### Given task
Nothing but the lines from the one containing "OCR this image." through the last line should be written out, please, exactly as they stand.

[Dataset items]
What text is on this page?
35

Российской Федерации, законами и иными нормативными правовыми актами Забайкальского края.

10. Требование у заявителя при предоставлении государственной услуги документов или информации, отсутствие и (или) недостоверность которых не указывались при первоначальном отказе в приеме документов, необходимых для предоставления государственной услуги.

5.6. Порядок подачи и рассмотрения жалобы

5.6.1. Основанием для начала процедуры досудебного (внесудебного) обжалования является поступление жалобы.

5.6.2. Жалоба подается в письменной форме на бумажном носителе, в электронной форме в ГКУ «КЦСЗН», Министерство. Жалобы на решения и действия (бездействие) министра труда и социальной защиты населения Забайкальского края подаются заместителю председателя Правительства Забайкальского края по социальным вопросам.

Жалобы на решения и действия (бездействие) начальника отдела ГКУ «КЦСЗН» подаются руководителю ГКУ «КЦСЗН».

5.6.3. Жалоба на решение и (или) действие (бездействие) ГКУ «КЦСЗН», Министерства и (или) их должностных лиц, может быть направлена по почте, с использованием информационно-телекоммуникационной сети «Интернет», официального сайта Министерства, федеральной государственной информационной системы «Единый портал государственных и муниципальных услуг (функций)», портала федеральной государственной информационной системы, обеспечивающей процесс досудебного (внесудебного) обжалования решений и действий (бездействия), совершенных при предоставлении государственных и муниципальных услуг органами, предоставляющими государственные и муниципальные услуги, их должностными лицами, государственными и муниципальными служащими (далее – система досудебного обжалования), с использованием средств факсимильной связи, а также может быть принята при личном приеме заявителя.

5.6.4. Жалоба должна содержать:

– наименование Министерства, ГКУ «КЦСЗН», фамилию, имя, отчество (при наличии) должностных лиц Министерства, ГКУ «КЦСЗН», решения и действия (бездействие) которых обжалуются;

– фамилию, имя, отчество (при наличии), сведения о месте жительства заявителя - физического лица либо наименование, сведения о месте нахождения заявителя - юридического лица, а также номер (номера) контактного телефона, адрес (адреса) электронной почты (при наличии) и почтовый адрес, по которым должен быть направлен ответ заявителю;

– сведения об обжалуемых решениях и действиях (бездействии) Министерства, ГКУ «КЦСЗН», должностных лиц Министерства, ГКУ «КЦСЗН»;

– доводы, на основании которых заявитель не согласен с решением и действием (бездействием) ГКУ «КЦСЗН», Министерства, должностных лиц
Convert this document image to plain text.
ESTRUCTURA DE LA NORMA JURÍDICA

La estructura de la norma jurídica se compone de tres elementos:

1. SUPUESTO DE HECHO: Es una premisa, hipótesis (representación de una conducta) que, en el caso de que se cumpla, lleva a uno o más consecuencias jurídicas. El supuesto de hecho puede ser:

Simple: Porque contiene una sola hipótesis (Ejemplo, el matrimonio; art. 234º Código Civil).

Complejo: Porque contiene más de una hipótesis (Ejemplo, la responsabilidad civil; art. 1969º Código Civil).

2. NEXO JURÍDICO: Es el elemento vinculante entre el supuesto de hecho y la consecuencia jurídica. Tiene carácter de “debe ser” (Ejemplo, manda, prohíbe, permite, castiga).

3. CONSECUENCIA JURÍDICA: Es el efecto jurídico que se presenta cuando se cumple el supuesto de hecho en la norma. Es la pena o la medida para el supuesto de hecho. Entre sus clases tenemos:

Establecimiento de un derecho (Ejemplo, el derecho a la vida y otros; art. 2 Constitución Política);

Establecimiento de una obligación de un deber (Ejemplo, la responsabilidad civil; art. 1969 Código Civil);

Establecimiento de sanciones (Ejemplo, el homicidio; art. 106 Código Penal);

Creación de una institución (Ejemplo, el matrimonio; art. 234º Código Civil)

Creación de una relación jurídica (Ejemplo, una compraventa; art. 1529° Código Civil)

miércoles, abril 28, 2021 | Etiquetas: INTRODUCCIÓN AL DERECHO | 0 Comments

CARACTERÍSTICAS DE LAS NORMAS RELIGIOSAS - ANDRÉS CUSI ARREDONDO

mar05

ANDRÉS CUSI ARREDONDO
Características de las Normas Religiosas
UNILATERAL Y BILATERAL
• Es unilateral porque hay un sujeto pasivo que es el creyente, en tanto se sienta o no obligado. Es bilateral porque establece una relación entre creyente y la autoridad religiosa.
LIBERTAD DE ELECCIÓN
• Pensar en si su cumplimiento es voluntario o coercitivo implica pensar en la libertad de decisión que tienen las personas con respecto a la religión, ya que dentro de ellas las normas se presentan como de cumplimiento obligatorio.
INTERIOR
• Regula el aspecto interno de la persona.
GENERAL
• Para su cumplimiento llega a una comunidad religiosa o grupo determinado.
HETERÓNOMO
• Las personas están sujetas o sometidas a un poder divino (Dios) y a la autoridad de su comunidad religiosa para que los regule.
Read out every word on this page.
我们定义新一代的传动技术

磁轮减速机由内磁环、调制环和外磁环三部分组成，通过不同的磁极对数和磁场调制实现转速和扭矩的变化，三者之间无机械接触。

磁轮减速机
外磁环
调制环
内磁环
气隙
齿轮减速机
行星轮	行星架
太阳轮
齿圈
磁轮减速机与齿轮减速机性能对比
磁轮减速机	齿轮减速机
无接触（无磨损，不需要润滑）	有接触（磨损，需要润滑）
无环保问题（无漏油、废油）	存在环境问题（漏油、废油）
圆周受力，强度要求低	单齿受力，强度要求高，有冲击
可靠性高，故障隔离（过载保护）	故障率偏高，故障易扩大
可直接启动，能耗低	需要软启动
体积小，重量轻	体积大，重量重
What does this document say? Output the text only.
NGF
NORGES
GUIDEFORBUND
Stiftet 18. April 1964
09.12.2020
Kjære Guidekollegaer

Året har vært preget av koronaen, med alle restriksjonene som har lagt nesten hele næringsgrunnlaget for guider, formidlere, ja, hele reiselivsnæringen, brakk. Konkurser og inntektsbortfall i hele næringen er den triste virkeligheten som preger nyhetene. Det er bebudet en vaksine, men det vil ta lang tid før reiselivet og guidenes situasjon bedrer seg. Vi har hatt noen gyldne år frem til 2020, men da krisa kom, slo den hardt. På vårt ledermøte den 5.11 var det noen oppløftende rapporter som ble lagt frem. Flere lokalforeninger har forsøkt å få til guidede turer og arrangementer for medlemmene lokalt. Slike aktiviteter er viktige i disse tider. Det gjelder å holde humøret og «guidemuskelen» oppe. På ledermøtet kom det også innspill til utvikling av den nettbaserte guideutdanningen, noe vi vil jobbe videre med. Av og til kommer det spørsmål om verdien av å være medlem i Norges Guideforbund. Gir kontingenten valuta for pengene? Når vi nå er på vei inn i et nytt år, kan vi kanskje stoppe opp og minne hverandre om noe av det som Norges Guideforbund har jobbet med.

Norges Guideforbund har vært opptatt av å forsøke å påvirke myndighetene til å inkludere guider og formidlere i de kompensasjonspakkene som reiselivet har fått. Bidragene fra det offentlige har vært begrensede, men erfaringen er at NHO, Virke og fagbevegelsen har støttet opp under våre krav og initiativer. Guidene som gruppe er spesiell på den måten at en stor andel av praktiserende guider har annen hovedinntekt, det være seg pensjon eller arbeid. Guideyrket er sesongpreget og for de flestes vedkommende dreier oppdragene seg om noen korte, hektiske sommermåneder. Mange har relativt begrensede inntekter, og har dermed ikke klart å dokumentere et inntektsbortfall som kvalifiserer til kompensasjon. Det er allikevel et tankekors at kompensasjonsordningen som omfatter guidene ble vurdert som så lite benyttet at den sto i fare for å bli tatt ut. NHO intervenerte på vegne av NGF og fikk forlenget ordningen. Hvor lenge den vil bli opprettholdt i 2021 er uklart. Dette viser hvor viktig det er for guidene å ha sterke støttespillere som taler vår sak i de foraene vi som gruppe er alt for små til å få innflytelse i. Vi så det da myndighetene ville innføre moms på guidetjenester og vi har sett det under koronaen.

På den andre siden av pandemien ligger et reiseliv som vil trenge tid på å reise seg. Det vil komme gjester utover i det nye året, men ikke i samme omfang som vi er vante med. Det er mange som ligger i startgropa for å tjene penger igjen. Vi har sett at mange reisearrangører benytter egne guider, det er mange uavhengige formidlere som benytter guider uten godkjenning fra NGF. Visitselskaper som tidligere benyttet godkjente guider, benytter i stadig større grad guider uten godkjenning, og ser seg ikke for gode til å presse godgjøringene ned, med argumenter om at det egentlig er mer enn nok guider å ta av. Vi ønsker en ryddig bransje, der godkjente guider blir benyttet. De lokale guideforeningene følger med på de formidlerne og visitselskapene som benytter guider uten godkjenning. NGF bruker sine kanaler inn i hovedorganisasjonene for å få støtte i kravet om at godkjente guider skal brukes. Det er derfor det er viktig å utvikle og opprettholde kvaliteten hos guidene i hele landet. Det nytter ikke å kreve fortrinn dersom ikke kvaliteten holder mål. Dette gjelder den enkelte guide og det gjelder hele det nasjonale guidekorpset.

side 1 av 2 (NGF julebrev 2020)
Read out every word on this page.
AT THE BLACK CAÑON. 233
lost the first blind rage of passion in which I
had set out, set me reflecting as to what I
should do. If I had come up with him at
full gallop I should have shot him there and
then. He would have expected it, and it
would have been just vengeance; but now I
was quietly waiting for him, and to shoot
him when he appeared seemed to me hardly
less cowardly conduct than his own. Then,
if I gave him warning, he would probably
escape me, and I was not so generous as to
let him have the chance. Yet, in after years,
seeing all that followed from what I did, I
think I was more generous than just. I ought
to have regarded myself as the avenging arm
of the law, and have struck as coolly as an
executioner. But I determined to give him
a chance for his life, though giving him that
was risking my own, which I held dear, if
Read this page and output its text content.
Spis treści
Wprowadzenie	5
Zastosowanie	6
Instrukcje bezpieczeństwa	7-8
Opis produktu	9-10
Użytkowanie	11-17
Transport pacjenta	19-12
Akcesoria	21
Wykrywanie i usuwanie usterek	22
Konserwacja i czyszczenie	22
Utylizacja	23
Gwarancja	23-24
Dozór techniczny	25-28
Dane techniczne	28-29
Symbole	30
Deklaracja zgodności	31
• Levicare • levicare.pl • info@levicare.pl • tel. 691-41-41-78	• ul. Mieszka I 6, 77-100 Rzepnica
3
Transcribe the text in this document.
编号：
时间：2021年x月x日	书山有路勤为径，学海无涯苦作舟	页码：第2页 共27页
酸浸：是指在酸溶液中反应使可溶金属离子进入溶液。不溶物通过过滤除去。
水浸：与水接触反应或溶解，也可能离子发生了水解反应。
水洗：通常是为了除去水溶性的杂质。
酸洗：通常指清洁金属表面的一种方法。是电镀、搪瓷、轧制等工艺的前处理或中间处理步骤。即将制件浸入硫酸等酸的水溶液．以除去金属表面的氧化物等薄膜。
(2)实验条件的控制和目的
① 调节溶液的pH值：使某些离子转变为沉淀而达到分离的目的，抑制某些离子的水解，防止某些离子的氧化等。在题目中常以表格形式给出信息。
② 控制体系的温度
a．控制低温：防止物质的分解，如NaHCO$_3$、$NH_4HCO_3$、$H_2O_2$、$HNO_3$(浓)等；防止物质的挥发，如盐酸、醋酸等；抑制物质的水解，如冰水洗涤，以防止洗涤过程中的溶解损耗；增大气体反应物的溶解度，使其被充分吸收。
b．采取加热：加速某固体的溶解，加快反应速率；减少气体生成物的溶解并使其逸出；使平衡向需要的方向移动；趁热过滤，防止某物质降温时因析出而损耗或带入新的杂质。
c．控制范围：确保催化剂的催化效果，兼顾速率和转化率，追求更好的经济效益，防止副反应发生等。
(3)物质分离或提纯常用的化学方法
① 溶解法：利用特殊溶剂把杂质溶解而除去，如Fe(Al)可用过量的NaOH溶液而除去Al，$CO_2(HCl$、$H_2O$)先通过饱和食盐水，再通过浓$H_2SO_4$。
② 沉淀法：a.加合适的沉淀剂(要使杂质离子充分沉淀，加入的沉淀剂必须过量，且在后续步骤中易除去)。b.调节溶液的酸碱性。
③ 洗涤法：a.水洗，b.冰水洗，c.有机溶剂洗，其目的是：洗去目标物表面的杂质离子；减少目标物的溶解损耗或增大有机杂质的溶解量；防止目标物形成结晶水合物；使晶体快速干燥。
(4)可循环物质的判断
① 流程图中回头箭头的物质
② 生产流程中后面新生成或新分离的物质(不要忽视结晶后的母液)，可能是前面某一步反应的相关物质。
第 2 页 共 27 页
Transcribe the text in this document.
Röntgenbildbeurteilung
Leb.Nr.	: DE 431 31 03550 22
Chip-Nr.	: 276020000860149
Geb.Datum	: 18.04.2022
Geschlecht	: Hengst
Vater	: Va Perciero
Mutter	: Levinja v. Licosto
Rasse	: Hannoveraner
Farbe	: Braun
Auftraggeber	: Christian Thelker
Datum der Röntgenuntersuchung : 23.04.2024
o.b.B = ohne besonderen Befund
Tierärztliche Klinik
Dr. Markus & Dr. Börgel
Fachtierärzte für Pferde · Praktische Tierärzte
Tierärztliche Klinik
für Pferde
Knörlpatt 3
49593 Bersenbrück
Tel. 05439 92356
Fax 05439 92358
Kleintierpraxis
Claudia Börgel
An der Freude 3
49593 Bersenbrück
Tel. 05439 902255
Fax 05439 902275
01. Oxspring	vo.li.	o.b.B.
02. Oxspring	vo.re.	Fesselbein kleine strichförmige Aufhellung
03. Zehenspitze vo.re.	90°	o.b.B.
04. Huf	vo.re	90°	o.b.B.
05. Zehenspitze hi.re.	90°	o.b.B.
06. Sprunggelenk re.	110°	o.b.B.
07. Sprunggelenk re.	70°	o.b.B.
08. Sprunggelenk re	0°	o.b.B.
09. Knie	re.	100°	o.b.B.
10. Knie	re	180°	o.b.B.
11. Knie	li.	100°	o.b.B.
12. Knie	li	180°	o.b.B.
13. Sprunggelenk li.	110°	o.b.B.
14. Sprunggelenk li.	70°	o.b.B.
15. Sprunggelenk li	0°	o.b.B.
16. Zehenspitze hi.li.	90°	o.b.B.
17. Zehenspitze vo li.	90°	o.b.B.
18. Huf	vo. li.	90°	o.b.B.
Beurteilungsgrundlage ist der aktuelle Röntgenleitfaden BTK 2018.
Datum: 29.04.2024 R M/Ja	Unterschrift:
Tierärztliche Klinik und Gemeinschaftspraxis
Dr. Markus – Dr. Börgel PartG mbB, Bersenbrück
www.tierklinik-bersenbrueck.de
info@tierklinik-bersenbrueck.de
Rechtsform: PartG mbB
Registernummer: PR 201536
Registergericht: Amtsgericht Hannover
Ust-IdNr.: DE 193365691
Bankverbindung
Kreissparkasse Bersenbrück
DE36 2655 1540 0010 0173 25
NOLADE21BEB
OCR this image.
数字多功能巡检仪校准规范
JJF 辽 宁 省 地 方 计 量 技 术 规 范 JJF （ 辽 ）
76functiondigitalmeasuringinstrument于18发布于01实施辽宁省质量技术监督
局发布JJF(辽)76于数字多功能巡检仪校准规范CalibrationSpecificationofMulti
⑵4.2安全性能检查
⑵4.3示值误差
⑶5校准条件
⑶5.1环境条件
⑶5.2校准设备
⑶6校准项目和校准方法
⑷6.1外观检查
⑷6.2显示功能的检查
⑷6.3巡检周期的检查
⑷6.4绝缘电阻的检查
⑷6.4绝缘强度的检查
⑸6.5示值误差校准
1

### Task answer
OCR this image.
数字多功能巡检仪校准规范
JJF 辽 宁 省 地 方 计 量 技 术 规 范 JJF （ 辽 ）
76functiondigitalmeasuringinstrument于18发布于01实施辽宁省质量技术监督
局发布JJF(辽)76于数字多功能巡检仪校准规范CalibrationSpecificationofMulti
⑵4.2安全性能检查
⑵4.3示值误差
⑶5校准条件
⑶5.1环境条件
⑶5.2校准设备
⑶6校准项目和校准方法
⑷6.1外观检查
⑷6.2显示功能的检查
⑷6.3巡检周期的检查
⑷6.4绝缘电阻的检查
⑷6.4绝缘强度的检查
⑸6.5示值误差校准
1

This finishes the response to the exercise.